[Dataset excerpt]

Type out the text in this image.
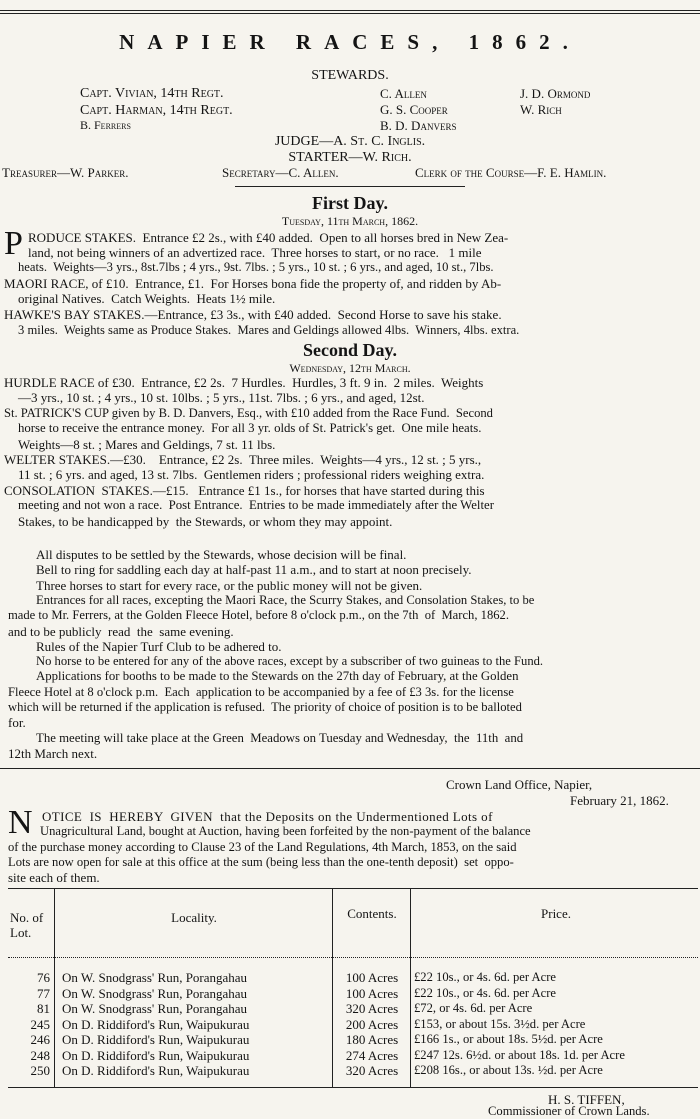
NAPIER RACES, 1862.
STEWARDS.
Capt. Vivian, 14th Regt.
Capt. Harman, 14th Regt.
B. Ferrers
C. Allen
G. S. Cooper
B. D. Danvers
J. D. Ormond
W. Rich
JUDGE—A. St. C. Inglis.
STARTER—W. Rich.
Treasurer—W. Parker.	Secretary—C. Allen.	Clerk of the Course—F. E. Hamlin.
First Day.
Tuesday, 11th March, 1862.
P RODUCE STAKES.  Entrance £2 2s., with £40 added.  Open to all horses bred in New Zea-
land, not being winners of an advertized race.  Three horses to start, or no race.   1 mile
heats.  Weights—3 yrs., 8st.7lbs ; 4 yrs., 9st. 7lbs. ; 5 yrs., 10 st. ; 6 yrs., and aged, 10 st., 7lbs.
MAORI RACE, of £10.  Entrance, £1.  For Horses bona fide the property of, and ridden by Ab-
original Natives.  Catch Weights.  Heats 1½ mile.
HAWKE'S BAY STAKES.—Entrance, £3 3s., with £40 added.  Second Horse to save his stake.
3 miles.  Weights same as Produce Stakes.  Mares and Geldings allowed 4lbs.  Winners, 4lbs. extra.
Second Day.
Wednesday, 12th March.
HURDLE RACE of £30.  Entrance, £2 2s.  7 Hurdles.  Hurdles, 3 ft. 9 in.  2 miles.  Weights
—3 yrs., 10 st. ; 4 yrs., 10 st. 10lbs. ; 5 yrs., 11st. 7lbs. ; 6 yrs., and aged, 12st.
St. PATRICK'S CUP given by B. D. Danvers, Esq., with £10 added from the Race Fund.  Second
horse to receive the entrance money.  For all 3 yr. olds of St. Patrick's get.  One mile heats.
Weights—8 st. ; Mares and Geldings, 7 st. 11 lbs.
WELTER STAKES.—£30.    Entrance, £2 2s.  Three miles.  Weights—4 yrs., 12 st. ; 5 yrs.,
11 st. ; 6 yrs. and aged, 13 st. 7lbs.  Gentlemen riders ; professional riders weighing extra.
CONSOLATION  STAKES.—£15.   Entrance £1 1s., for horses that have started during this
meeting and not won a race.  Post Entrance.  Entries to be made immediately after the Welter
Stakes, to be handicapped by  the Stewards, or whom they may appoint.
All disputes to be settled by the Stewards, whose decision will be final.
Bell to ring for saddling each day at half-past 11 a.m., and to start at noon precisely.
Three horses to start for every race, or the public money will not be given.
Entrances for all races, excepting the Maori Race, the Scurry Stakes, and Consolation Stakes, to be
made to Mr. Ferrers, at the Golden Fleece Hotel, before 8 o'clock p.m., on the 7th  of  March, 1862.
and to be publicly  read  the  same evening.
Rules of the Napier Turf Club to be adhered to.
No horse to be entered for any of the above races, except by a subscriber of two guineas to the Fund.
Applications for booths to be made to the Stewards on the 27th day of February, at the Golden
Fleece Hotel at 8 o'clock p.m.  Each  application to be accompanied by a fee of £3 3s. for the license
which will be returned if the application is refused.  The priority of choice of position is to be balloted
for.
The meeting will take place at the Green  Meadows on Tuesday and Wednesday,  the  11th  and
12th March next.
Crown Land Office, Napier,
February 21, 1862.
N OTICE  IS  HEREBY  GIVEN  that the Deposits on the Undermentioned Lots of
Unagricultural Land, bought at Auction, having been forfeited by the non-payment of the balance
of the purchase money according to Clause 23 of the Land Regulations, 4th March, 1853, on the said
Lots are now open for sale at this office at the sum (being less than the one-tenth deposit)  set  oppo-
site each of them.
No. of Lot.
Locality.	Contents.	Price.
76 On W. Snodgrass' Run, Porangahau	100 Acres	£22 10s., or 4s. 6d. per Acre
77 On W. Snodgrass' Run, Porangahau	100 Acres	£22 10s., or 4s. 6d. per Acre
81 On W. Snodgrass' Run, Porangahau	320 Acres	£72, or 4s. 6d. per Acre
245 On D. Riddiford's Run, Waipukurau	200 Acres	£153, or about 15s. 3½d. per Acre
246 On D. Riddiford's Run, Waipukurau	180 Acres	£166 1s., or about 18s. 5½d. per Acre
248 On D. Riddiford's Run, Waipukurau	274 Acres	£247 12s. 6½d. or about 18s. 1d. per Acre
250 On D. Riddiford's Run, Waipukurau	320 Acres	£208 16s., or about 13s. ½d. per Acre
H. S. TIFFEN,
Commissioner of Crown Lands.
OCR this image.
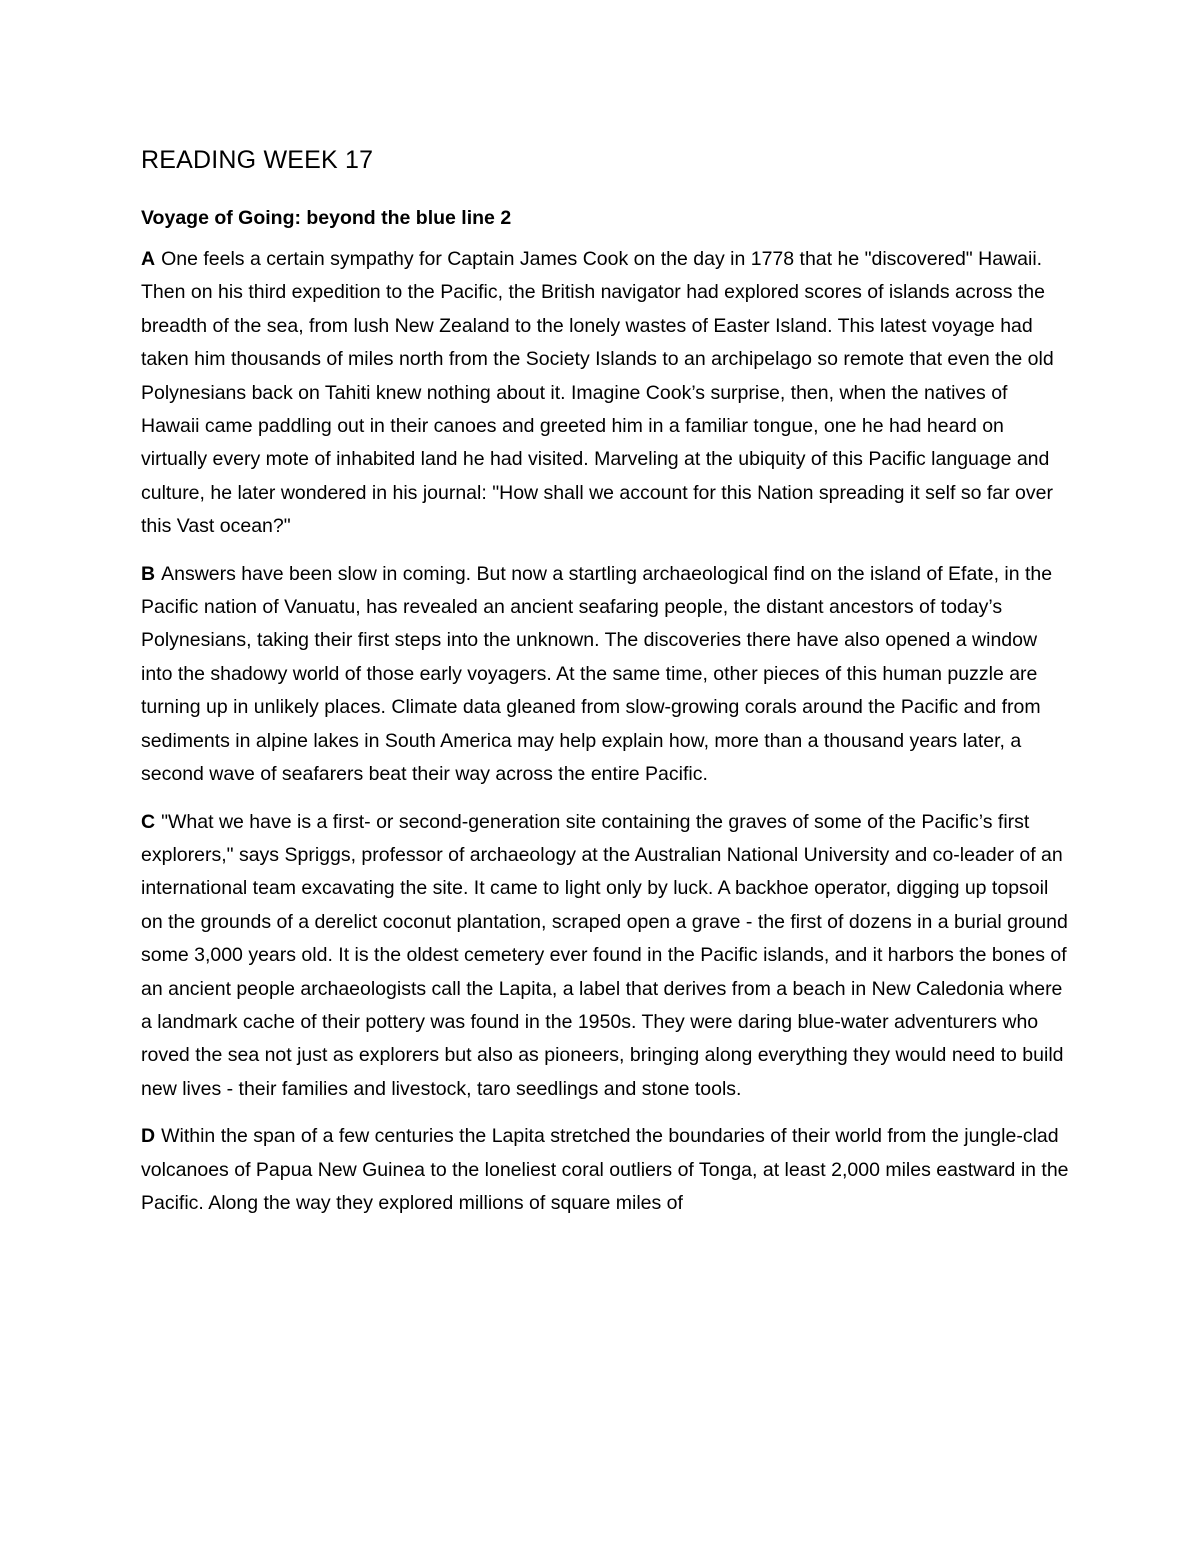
READING WEEK 17

Voyage of Going: beyond the blue line 2

A One feels a certain sympathy for Captain James Cook on the day in 1778 that he "discovered" Hawaii. Then on his third expedition to the Pacific, the British navigator had explored scores of islands across the breadth of the sea, from lush New Zealand to the lonely wastes of Easter Island. This latest voyage had taken him thousands of miles north from the Society Islands to an archipelago so remote that even the old Polynesians back on Tahiti knew nothing about it. Imagine Cook’s surprise, then, when the natives of Hawaii came paddling out in their canoes and greeted him in a familiar tongue, one he had heard on virtually every mote of inhabited land he had visited. Marveling at the ubiquity of this Pacific language and culture, he later wondered in his journal: "How shall we account for this Nation spreading it self so far over this Vast ocean?"

B Answers have been slow in coming. But now a startling archaeological find on the island of Efate, in the Pacific nation of Vanuatu, has revealed an ancient seafaring people, the distant ancestors of today’s Polynesians, taking their first steps into the unknown. The discoveries there have also opened a window into the shadowy world of those early voyagers. At the same time, other pieces of this human puzzle are turning up in unlikely places. Climate data gleaned from slow-growing corals around the Pacific and from sediments in alpine lakes in South America may help explain how, more than a thousand years later, a second wave of seafarers beat their way across the entire Pacific.

C "What we have is a first- or second-generation site containing the graves of some of the Pacific’s first explorers," says Spriggs, professor of archaeology at the Australian National University and co-leader of an international team excavating the site. It came to light only by luck. A backhoe operator, digging up topsoil on the grounds of a derelict coconut plantation, scraped open a grave - the first of dozens in a burial ground some 3,000 years old. It is the oldest cemetery ever found in the Pacific islands, and it harbors the bones of an ancient people archaeologists call the Lapita, a label that derives from a beach in New Caledonia where a landmark cache of their pottery was found in the 1950s. They were daring blue-water adventurers who roved the sea not just as explorers but also as pioneers, bringing along everything they would need to build new lives - their families and livestock, taro seedlings and stone tools.

D Within the span of a few centuries the Lapita stretched the boundaries of their world from the jungle-clad volcanoes of Papua New Guinea to the loneliest coral outliers of Tonga, at least 2,000 miles eastward in the Pacific. Along the way they explored millions of square miles of
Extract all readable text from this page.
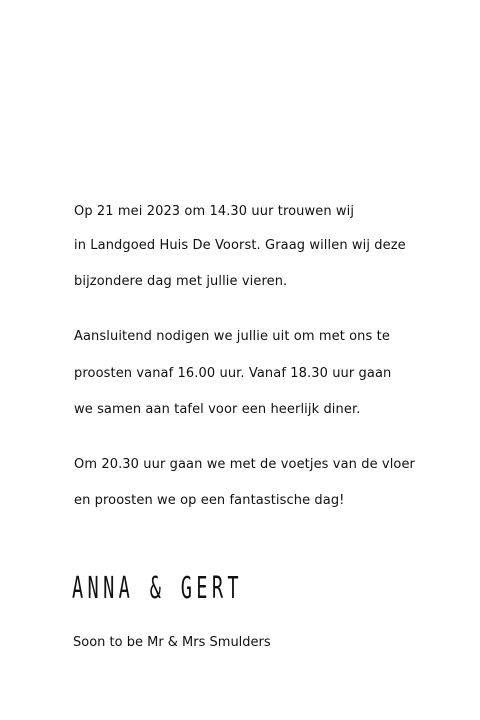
Op 21 mei 2023 om 14.30 uur trouwen wij
in Landgoed Huis De Voorst. Graag willen wij deze
bijzondere dag met jullie vieren.
Aansluitend nodigen we jullie uit om met ons te
proosten vanaf 16.00 uur. Vanaf 18.30 uur gaan
we samen aan tafel voor een heerlijk diner.
Om 20.30 uur gaan we met de voetjes van de vloer
en proosten we op een fantastische dag!
ANNA & GERT
Soon to be Mr & Mrs Smulders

Work instructions: In the entries above, count every line containing the word "text". Write only the total.

Task solution: 2